-- Stated exercise --
Please reproduce the material below line for line, with no changes, and leave the pictures out.

####

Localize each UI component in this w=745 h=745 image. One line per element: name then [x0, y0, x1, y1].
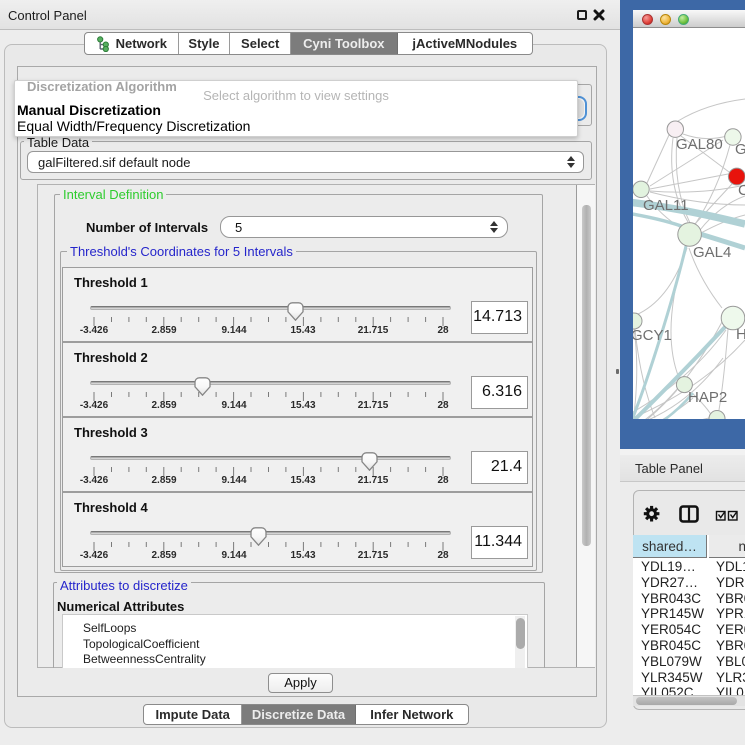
svg-text:GAL4: GAL4 — [693, 244, 731, 261]
svg-text:H: H — [736, 326, 745, 343]
svg-text:C: C — [738, 182, 745, 199]
svg-text:GAL80: GAL80 — [676, 136, 723, 153]
svg-text:G.: G. — [735, 141, 745, 158]
svg-text:GCY1: GCY1 — [633, 327, 672, 344]
svg-text:GAL11: GAL11 — [643, 197, 689, 214]
svg-text:HAP2: HAP2 — [688, 389, 727, 406]
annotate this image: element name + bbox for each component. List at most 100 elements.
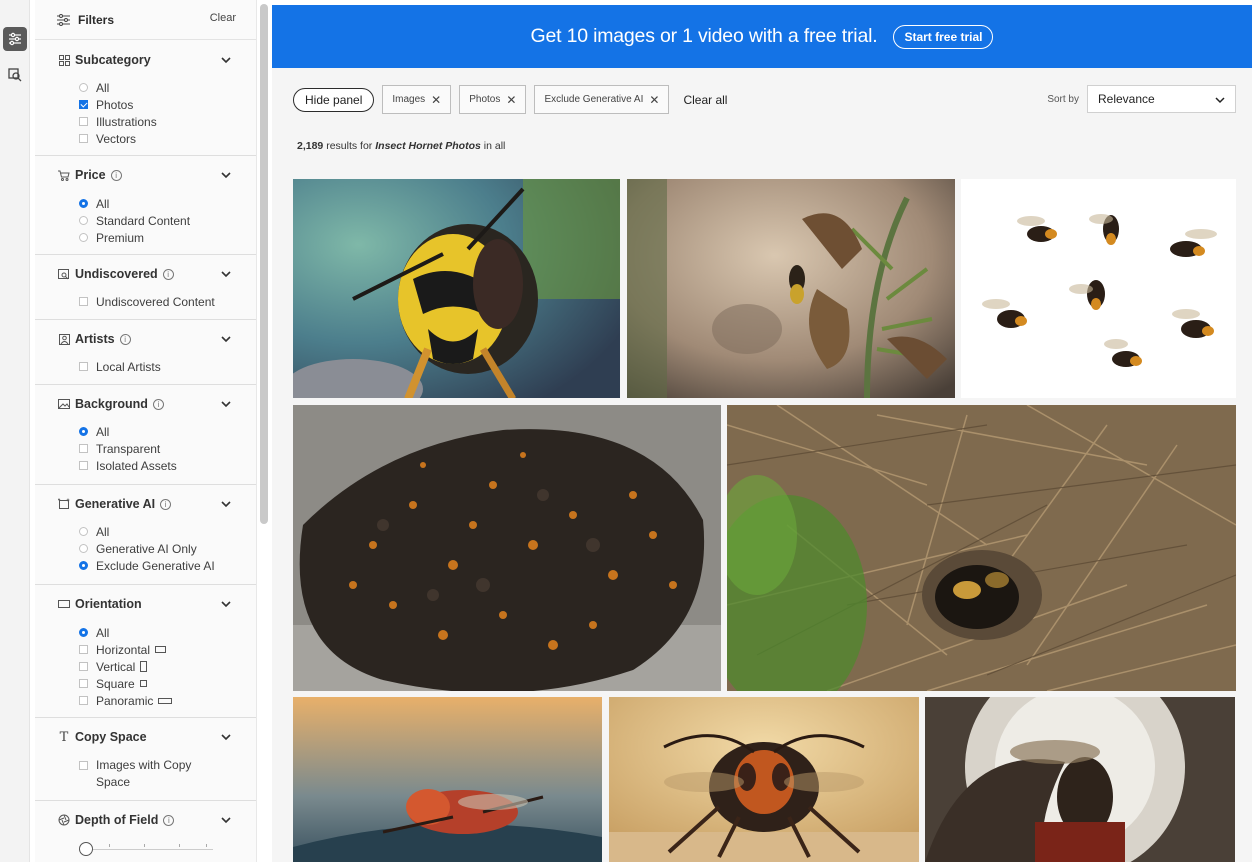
filters-icon bbox=[57, 13, 70, 26]
result-image-6[interactable] bbox=[293, 697, 602, 862]
orientation-option-square[interactable]: Square bbox=[79, 675, 256, 692]
info-icon[interactable]: i bbox=[152, 398, 164, 410]
subcategory-option-all[interactable]: All bbox=[79, 79, 256, 96]
subcategory-option-illustrations[interactable]: Illustrations bbox=[79, 113, 256, 130]
results-summary: 2,189 results for Insect Hornet Photos i… bbox=[297, 140, 505, 152]
chevron-down-icon[interactable] bbox=[220, 333, 232, 345]
copy-space-header[interactable]: T Copy Space bbox=[35, 728, 256, 746]
hide-panel-button[interactable]: Hide panel bbox=[293, 87, 375, 112]
sort-select[interactable]: Relevance bbox=[1087, 85, 1236, 113]
subcategory-label: Subcategory bbox=[75, 53, 151, 67]
generative-ai-option-exclude[interactable]: Exclude Generative AI bbox=[79, 557, 256, 574]
filter-toolbar: Hide panel Images ✕ Photos ✕ Exclude Gener… bbox=[293, 85, 727, 114]
undiscovered-option-content[interactable]: Undiscovered Content bbox=[79, 293, 256, 310]
background-option-isolated[interactable]: Isolated Assets bbox=[79, 457, 256, 474]
filter-chip-photos[interactable]: Photos ✕ bbox=[459, 85, 527, 114]
generative-ai-section: Generative AI i All Generative AI Only E… bbox=[35, 485, 256, 585]
background-option-all[interactable]: All bbox=[79, 423, 256, 440]
artists-header[interactable]: Artists i bbox=[35, 330, 256, 348]
result-image-2[interactable] bbox=[627, 179, 955, 398]
clear-all-link[interactable]: Clear all bbox=[683, 93, 727, 107]
generative-ai-icon bbox=[57, 497, 71, 511]
subcategory-option-vectors[interactable]: Vectors bbox=[79, 130, 256, 147]
orientation-header[interactable]: Orientation bbox=[35, 595, 256, 613]
copy-space-option[interactable]: Images with Copy Space bbox=[79, 757, 215, 791]
orientation-option-horizontal[interactable]: Horizontal bbox=[79, 641, 256, 658]
close-icon[interactable]: ✕ bbox=[506, 93, 516, 107]
generative-ai-header[interactable]: Generative AI i bbox=[35, 495, 256, 513]
result-image-5[interactable] bbox=[727, 405, 1236, 691]
filter-chip-images[interactable]: Images ✕ bbox=[382, 85, 452, 114]
background-header[interactable]: Background i bbox=[35, 395, 256, 413]
artists-option-local[interactable]: Local Artists bbox=[79, 358, 256, 375]
close-icon[interactable]: ✕ bbox=[431, 93, 441, 107]
grid-icon bbox=[57, 53, 71, 67]
price-section: Price i All Standard Content Premium bbox=[35, 156, 256, 255]
copy-space-label: Copy Space bbox=[75, 730, 147, 744]
depth-of-field-slider[interactable] bbox=[79, 839, 213, 859]
result-image-1[interactable] bbox=[293, 179, 620, 398]
price-option-standard[interactable]: Standard Content bbox=[79, 212, 256, 229]
generative-ai-option-only[interactable]: Generative AI Only bbox=[79, 540, 256, 557]
orientation-icon bbox=[57, 597, 71, 611]
undiscovered-label: Undiscovered bbox=[75, 267, 158, 281]
result-image-3[interactable] bbox=[961, 179, 1236, 398]
slider-handle[interactable] bbox=[79, 842, 93, 856]
clear-filters-link[interactable]: Clear bbox=[210, 12, 236, 24]
search-query: Insect Hornet Photos bbox=[375, 140, 481, 152]
artists-label: Artists bbox=[75, 332, 115, 346]
depth-of-field-header[interactable]: Depth of Field i bbox=[35, 811, 256, 829]
filters-toggle-button[interactable] bbox=[3, 27, 27, 51]
chevron-down-icon[interactable] bbox=[220, 54, 232, 66]
result-image-8[interactable] bbox=[925, 697, 1235, 862]
chevron-down-icon[interactable] bbox=[220, 731, 232, 743]
price-option-all[interactable]: All bbox=[79, 195, 256, 212]
filters-icon bbox=[9, 32, 21, 46]
square-shape-icon bbox=[139, 680, 147, 687]
results-scope: in all bbox=[483, 140, 506, 152]
subcategory-header[interactable]: Subcategory bbox=[35, 51, 256, 69]
orientation-option-vertical[interactable]: Vertical bbox=[79, 658, 256, 675]
sort-label: Sort by bbox=[1047, 93, 1079, 105]
horizontal-shape-icon bbox=[155, 646, 167, 653]
info-icon[interactable]: i bbox=[119, 333, 131, 345]
orientation-option-panoramic[interactable]: Panoramic bbox=[79, 692, 256, 709]
orientation-section: Orientation All Horizontal Vertical Squa… bbox=[35, 585, 256, 718]
info-icon[interactable]: i bbox=[162, 268, 174, 280]
aperture-icon bbox=[57, 813, 71, 827]
chevron-down-icon[interactable] bbox=[220, 814, 232, 826]
filter-chip-exclude-genai[interactable]: Exclude Generative AI ✕ bbox=[534, 85, 670, 114]
depth-of-field-label: Depth of Field bbox=[75, 813, 159, 827]
info-icon[interactable]: i bbox=[110, 169, 122, 181]
chevron-down-icon[interactable] bbox=[220, 268, 232, 280]
chevron-down-icon[interactable] bbox=[220, 598, 232, 610]
chevron-down-icon[interactable] bbox=[220, 169, 232, 181]
promo-banner: Get 10 images or 1 video with a free tri… bbox=[272, 5, 1252, 68]
price-option-premium[interactable]: Premium bbox=[79, 229, 256, 246]
start-free-trial-button[interactable]: Start free trial bbox=[893, 24, 994, 49]
close-icon[interactable]: ✕ bbox=[649, 93, 659, 107]
price-header[interactable]: Price i bbox=[35, 166, 256, 184]
vertical-shape-icon bbox=[140, 661, 148, 672]
orientation-option-all[interactable]: All bbox=[79, 624, 256, 641]
generative-ai-label: Generative AI bbox=[75, 497, 156, 511]
copy-space-section: T Copy Space Images with Copy Space bbox=[35, 718, 256, 801]
generative-ai-option-all[interactable]: All bbox=[79, 523, 256, 540]
chevron-down-icon[interactable] bbox=[220, 398, 232, 410]
filter-panel-header: Filters Clear bbox=[35, 0, 256, 40]
undiscovered-header[interactable]: Undiscovered i bbox=[35, 265, 256, 283]
image-icon bbox=[57, 397, 71, 411]
result-image-7[interactable] bbox=[609, 697, 919, 862]
subcategory-option-photos[interactable]: Photos bbox=[79, 96, 256, 113]
info-icon[interactable]: i bbox=[160, 498, 172, 510]
background-label: Background bbox=[75, 397, 148, 411]
panel-scrollbar[interactable] bbox=[260, 4, 268, 524]
result-image-4[interactable] bbox=[293, 405, 721, 691]
chevron-down-icon[interactable] bbox=[220, 498, 232, 510]
results-mid: results for bbox=[326, 140, 373, 152]
sort-control: Sort by Relevance bbox=[1047, 85, 1236, 113]
visual-search-button[interactable] bbox=[3, 63, 27, 87]
background-option-transparent[interactable]: Transparent bbox=[79, 440, 256, 457]
depth-of-field-section: Depth of Field i bbox=[35, 801, 256, 862]
info-icon[interactable]: i bbox=[163, 814, 175, 826]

####

-- Written answer --
Localize each UI component in this w=745 h=745 image. One line per element: name then [x0, y0, x1, y1].
svg-text:GAL4: GAL4 — [693, 244, 731, 261]
svg-text:H: H — [736, 326, 745, 343]
svg-text:C: C — [738, 182, 745, 199]
svg-text:GAL80: GAL80 — [676, 136, 723, 153]
svg-text:G.: G. — [735, 141, 745, 158]
svg-text:GCY1: GCY1 — [633, 327, 672, 344]
svg-text:GAL11: GAL11 — [643, 197, 689, 214]
svg-text:HAP2: HAP2 — [688, 389, 727, 406]
annotate this image: element name + bbox for each component. List at most 100 elements.
filters-icon bbox=[57, 13, 70, 26]
result-image-6[interactable] bbox=[293, 697, 602, 862]
orientation-option-square[interactable]: Square bbox=[79, 675, 256, 692]
info-icon[interactable]: i bbox=[152, 398, 164, 410]
subcategory-option-all[interactable]: All bbox=[79, 79, 256, 96]
subcategory-option-illustrations[interactable]: Illustrations bbox=[79, 113, 256, 130]
results-summary: 2,189 results for Insect Hornet Photos i… bbox=[297, 140, 505, 152]
chevron-down-icon[interactable] bbox=[220, 333, 232, 345]
copy-space-header[interactable]: T Copy Space bbox=[35, 728, 256, 746]
hide-panel-button[interactable]: Hide panel bbox=[293, 87, 375, 112]
sort-select[interactable]: Relevance bbox=[1087, 85, 1236, 113]
subcategory-label: Subcategory bbox=[75, 53, 151, 67]
generative-ai-option-exclude[interactable]: Exclude Generative AI bbox=[79, 557, 256, 574]
filter-toolbar: Hide panel Images ✕ Photos ✕ Exclude Gener… bbox=[293, 85, 727, 114]
undiscovered-option-content[interactable]: Undiscovered Content bbox=[79, 293, 256, 310]
background-option-isolated[interactable]: Isolated Assets bbox=[79, 457, 256, 474]
filter-chip-photos[interactable]: Photos ✕ bbox=[459, 85, 527, 114]
generative-ai-section: Generative AI i All Generative AI Only E… bbox=[35, 485, 256, 585]
background-option-all[interactable]: All bbox=[79, 423, 256, 440]
artists-header[interactable]: Artists i bbox=[35, 330, 256, 348]
result-image-2[interactable] bbox=[627, 179, 955, 398]
clear-all-link[interactable]: Clear all bbox=[683, 93, 727, 107]
generative-ai-icon bbox=[57, 497, 71, 511]
subcategory-option-vectors[interactable]: Vectors bbox=[79, 130, 256, 147]
orientation-header[interactable]: Orientation bbox=[35, 595, 256, 613]
copy-space-option[interactable]: Images with Copy Space bbox=[79, 757, 215, 791]
orientation-option-horizontal[interactable]: Horizontal bbox=[79, 641, 256, 658]
close-icon[interactable]: ✕ bbox=[506, 93, 516, 107]
generative-ai-header[interactable]: Generative AI i bbox=[35, 495, 256, 513]
result-image-5[interactable] bbox=[727, 405, 1236, 691]
filter-chip-images[interactable]: Images ✕ bbox=[382, 85, 452, 114]
background-header[interactable]: Background i bbox=[35, 395, 256, 413]
artists-option-local[interactable]: Local Artists bbox=[79, 358, 256, 375]
close-icon[interactable]: ✕ bbox=[431, 93, 441, 107]
grid-icon bbox=[57, 53, 71, 67]
price-section: Price i All Standard Content Premium bbox=[35, 156, 256, 255]
copy-space-label: Copy Space bbox=[75, 730, 147, 744]
depth-of-field-slider[interactable] bbox=[79, 839, 213, 859]
result-image-1[interactable] bbox=[293, 179, 620, 398]
price-option-standard[interactable]: Standard Content bbox=[79, 212, 256, 229]
generative-ai-option-only[interactable]: Generative AI Only bbox=[79, 540, 256, 557]
orientation-icon bbox=[57, 597, 71, 611]
undiscovered-label: Undiscovered bbox=[75, 267, 158, 281]
result-image-3[interactable] bbox=[961, 179, 1236, 398]
slider-handle[interactable] bbox=[79, 842, 93, 856]
clear-filters-link[interactable]: Clear bbox=[210, 12, 236, 24]
search-query: Insect Hornet Photos bbox=[375, 140, 481, 152]
artists-label: Artists bbox=[75, 332, 115, 346]
depth-of-field-header[interactable]: Depth of Field i bbox=[35, 811, 256, 829]
filters-toggle-button[interactable] bbox=[3, 27, 27, 51]
chevron-down-icon[interactable] bbox=[220, 54, 232, 66]
result-image-8[interactable] bbox=[925, 697, 1235, 862]
chevron-down-icon[interactable] bbox=[220, 731, 232, 743]
price-option-all[interactable]: All bbox=[79, 195, 256, 212]
filters-icon bbox=[9, 32, 21, 46]
square-shape-icon bbox=[139, 680, 147, 687]
results-scope: in all bbox=[483, 140, 506, 152]
subcategory-header[interactable]: Subcategory bbox=[35, 51, 256, 69]
orientation-option-vertical[interactable]: Vertical bbox=[79, 658, 256, 675]
sort-label: Sort by bbox=[1047, 93, 1079, 105]
horizontal-shape-icon bbox=[155, 646, 167, 653]
info-icon[interactable]: i bbox=[119, 333, 131, 345]
orientation-option-panoramic[interactable]: Panoramic bbox=[79, 692, 256, 709]
orientation-section: Orientation All Horizontal Vertical Squa… bbox=[35, 585, 256, 718]
info-icon[interactable]: i bbox=[162, 268, 174, 280]
aperture-icon bbox=[57, 813, 71, 827]
chevron-down-icon[interactable] bbox=[220, 814, 232, 826]
filter-chip-exclude-genai[interactable]: Exclude Generative AI ✕ bbox=[534, 85, 670, 114]
depth-of-field-label: Depth of Field bbox=[75, 813, 159, 827]
info-icon[interactable]: i bbox=[110, 169, 122, 181]
chevron-down-icon[interactable] bbox=[220, 268, 232, 280]
chevron-down-icon[interactable] bbox=[220, 598, 232, 610]
chevron-down-icon[interactable] bbox=[220, 169, 232, 181]
promo-banner: Get 10 images or 1 video with a free tri… bbox=[272, 5, 1252, 68]
price-option-premium[interactable]: Premium bbox=[79, 229, 256, 246]
start-free-trial-button[interactable]: Start free trial bbox=[893, 24, 994, 49]
close-icon[interactable]: ✕ bbox=[649, 93, 659, 107]
price-header[interactable]: Price i bbox=[35, 166, 256, 184]
vertical-shape-icon bbox=[140, 661, 148, 672]
orientation-option-all[interactable]: All bbox=[79, 624, 256, 641]
generative-ai-label: Generative AI bbox=[75, 497, 156, 511]
copy-space-section: T Copy Space Images with Copy Space bbox=[35, 718, 256, 801]
generative-ai-option-all[interactable]: All bbox=[79, 523, 256, 540]
chevron-down-icon[interactable] bbox=[220, 398, 232, 410]
filter-panel-header: Filters Clear bbox=[35, 0, 256, 40]
undiscovered-header[interactable]: Undiscovered i bbox=[35, 265, 256, 283]
image-icon bbox=[57, 397, 71, 411]
result-image-7[interactable] bbox=[609, 697, 919, 862]
subcategory-option-photos[interactable]: Photos bbox=[79, 96, 256, 113]
info-icon[interactable]: i bbox=[160, 498, 172, 510]
background-label: Background bbox=[75, 397, 148, 411]
panel-scrollbar[interactable] bbox=[260, 4, 268, 524]
result-image-4[interactable] bbox=[293, 405, 721, 691]
chevron-down-icon[interactable] bbox=[220, 498, 232, 510]
results-mid: results for bbox=[326, 140, 373, 152]
sort-control: Sort by Relevance bbox=[1047, 85, 1236, 113]
visual-search-button[interactable] bbox=[3, 63, 27, 87]
background-option-transparent[interactable]: Transparent bbox=[79, 440, 256, 457]
depth-of-field-section: Depth of Field i bbox=[35, 801, 256, 862]
info-icon[interactable]: i bbox=[163, 814, 175, 826]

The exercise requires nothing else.